## Written task
Copy the data exactly as it appears, and do not include any pictures.

## Records to use
==============================

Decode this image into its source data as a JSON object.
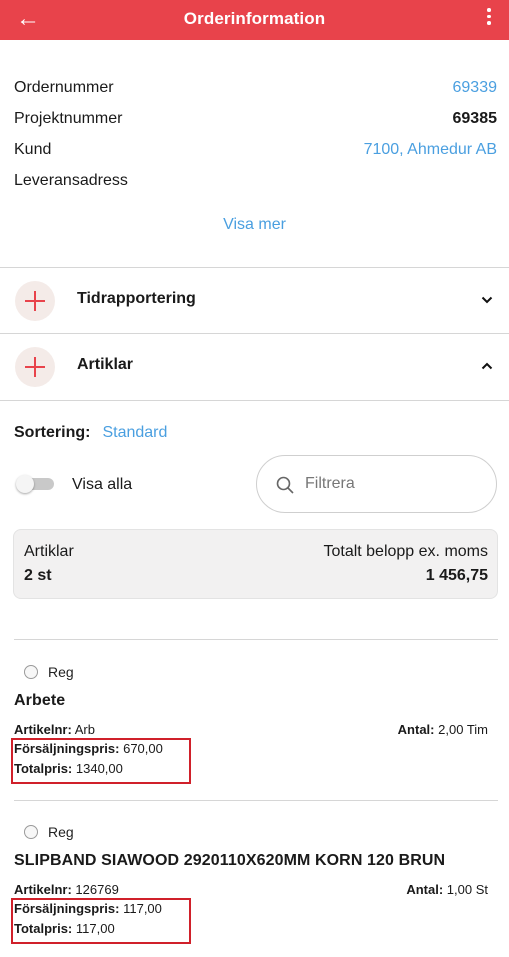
{
  "header": {
    "title": "Orderinformation",
    "back_icon": "arrow-left-icon",
    "more_icon": "more-vertical-icon",
    "color": "#e8434b"
  },
  "info": {
    "order_label": "Ordernummer",
    "order_value": "69339",
    "project_label": "Projektnummer",
    "project_value": "69385",
    "customer_label": "Kund",
    "customer_value": "7100, Ahmedur AB",
    "address_label": "Leveransadress",
    "show_more": "Visa mer"
  },
  "sections": {
    "time": {
      "label": "Tidrapportering",
      "expanded": false
    },
    "articles": {
      "label": "Artiklar",
      "expanded": true
    }
  },
  "sorting": {
    "label": "Sortering:",
    "value": "Standard"
  },
  "toggle": {
    "label": "Visa alla",
    "on": false
  },
  "filter": {
    "placeholder": "Filtrera"
  },
  "summary": {
    "articles_label": "Artiklar",
    "articles_value": "2 st",
    "total_label": "Totalt belopp ex. moms",
    "total_value": "1 456,75"
  },
  "items": [
    {
      "reg": "Reg",
      "name": "Arbete",
      "artnr_label": "Artikelnr:",
      "artnr_value": "Arb",
      "qty_label": "Antal:",
      "qty_value": "2,00 Tim",
      "price_label": "Försäljningspris:",
      "price_value": "670,00",
      "total_label": "Totalpris:",
      "total_value": "1340,00"
    },
    {
      "reg": "Reg",
      "name": "SLIPBAND SIAWOOD 2920110X620MM KORN 120 BRUN",
      "artnr_label": "Artikelnr:",
      "artnr_value": "126769",
      "qty_label": "Antal:",
      "qty_value": "1,00 St",
      "price_label": "Försäljningspris:",
      "price_value": "117,00",
      "total_label": "Totalpris:",
      "total_value": "117,00"
    }
  ]
}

==============================

## Response
Decode this image into its source data as a JSON object.
{
  "header": {
    "title": "Orderinformation",
    "back_icon": "arrow-left-icon",
    "more_icon": "more-vertical-icon",
    "color": "#e8434b"
  },
  "info": {
    "order_label": "Ordernummer",
    "order_value": "69339",
    "project_label": "Projektnummer",
    "project_value": "69385",
    "customer_label": "Kund",
    "customer_value": "7100, Ahmedur AB",
    "address_label": "Leveransadress",
    "show_more": "Visa mer"
  },
  "sections": {
    "time": {
      "label": "Tidrapportering",
      "expanded": false
    },
    "articles": {
      "label": "Artiklar",
      "expanded": true
    }
  },
  "sorting": {
    "label": "Sortering:",
    "value": "Standard"
  },
  "toggle": {
    "label": "Visa alla",
    "on": false
  },
  "filter": {
    "placeholder": "Filtrera"
  },
  "summary": {
    "articles_label": "Artiklar",
    "articles_value": "2 st",
    "total_label": "Totalt belopp ex. moms",
    "total_value": "1 456,75"
  },
  "items": [
    {
      "reg": "Reg",
      "name": "Arbete",
      "artnr_label": "Artikelnr:",
      "artnr_value": "Arb",
      "qty_label": "Antal:",
      "qty_value": "2,00 Tim",
      "price_label": "Försäljningspris:",
      "price_value": "670,00",
      "total_label": "Totalpris:",
      "total_value": "1340,00"
    },
    {
      "reg": "Reg",
      "name": "SLIPBAND SIAWOOD 2920110X620MM KORN 120 BRUN",
      "artnr_label": "Artikelnr:",
      "artnr_value": "126769",
      "qty_label": "Antal:",
      "qty_value": "1,00 St",
      "price_label": "Försäljningspris:",
      "price_value": "117,00",
      "total_label": "Totalpris:",
      "total_value": "117,00"
    }
  ]
}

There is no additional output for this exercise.